> **Directive 1**: According to the text on the Coral Sea reserve, what waters does the Coral Sea Commonwealth Marine Reserve protect?

> **Text section**:
□ □ □
Coral Sea Commonwealth Marine Reserve
IMPORTANT INFORMATION FOR MARINE USERS
Until a management plan comes into effect transitional arrangements apply.
- Under the transitional arrangements, there are NO CHANGES ON THE WATER for users of new areas added to the Commonwealth marine reserves estate.
- NOTE: There are no changes to management arrangements in the marine reserves that existed prior to the establishment of the new reserves, that is, the same restrictions on activities will continue to apply even where those reserves have been incorporated into new reserves.
Click on the map to find out more about the Coral Sea
The Coral Sea marine region is a remote ocean ecosystem recognised for its unique physical, ecological and heritage values. The environmental significance of the Coral Sea lies in its diverse array of coral reefs, sandy cays, deep sea plains and canyons. The Coral Sea islands and associated reefs support critical nesting sites for the green turtle and a range of seabird species such as noddies, terns, boobies, frigatebirds and tropic birds. The reefs are also renowned for the diverse range of predatory fish such as albacore, yellowfin and bigeye tuna, broadbill swordfish, marlin and sharks that regularly pass through them. The Coral Sea Commonwealth Marine Reserve protects the waters of the Coral Sea that fall within Australia's Exclusive Economic Zone.
□ □ □
> **Excerpted records**:
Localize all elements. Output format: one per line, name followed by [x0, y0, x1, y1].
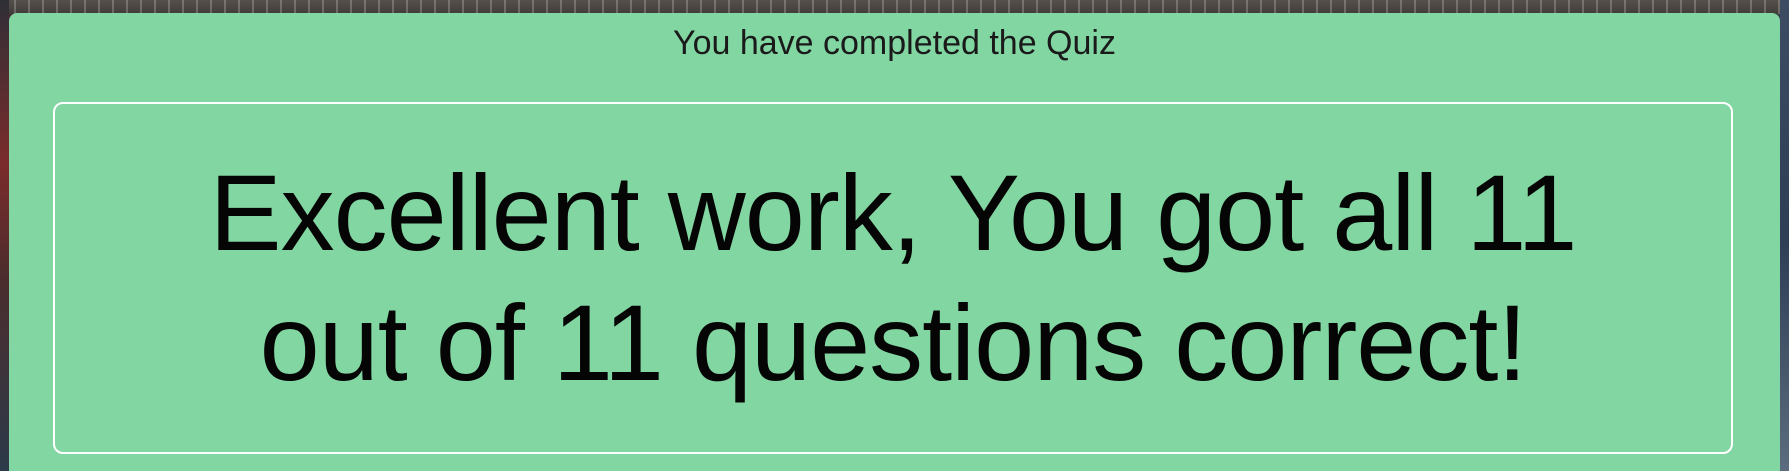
result-box: Excellent work, You got all 11 out of 11…: [53, 102, 1733, 454]
score-result-message: Excellent work, You got all 11 out of 11…: [209, 152, 1578, 403]
background-photo-top: [0, 0, 1789, 14]
completion-heading: You have completed the Quiz: [673, 24, 1116, 62]
quiz-complete-panel: You have completed the Quiz Excellent wo…: [9, 13, 1780, 471]
background-photo-left-edge: [0, 0, 9, 471]
background-photo-right-edge: [1780, 0, 1789, 471]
□ □ □
> **Directive 2**: Rewrite the part of the entries that opens with their first line and closes with the line containing "score-result-message: Excellent work, You", swapping "Output format" for "Required format" and changing nothing else. Leave the pictures out of your answer.

> **Written solution 1**: It protects the waters of the Coral Sea that fall within Australia's Exclusive Economic Zone.

> **Written solution 2**:
Localize all elements. Required format: one per line, name followed by [x0, y0, x1, y1].
result-box: Excellent work, You got all 11 out of 11…: [53, 102, 1733, 454]
score-result-message: Excellent work, You got all 11 out of 11…: [209, 152, 1578, 403]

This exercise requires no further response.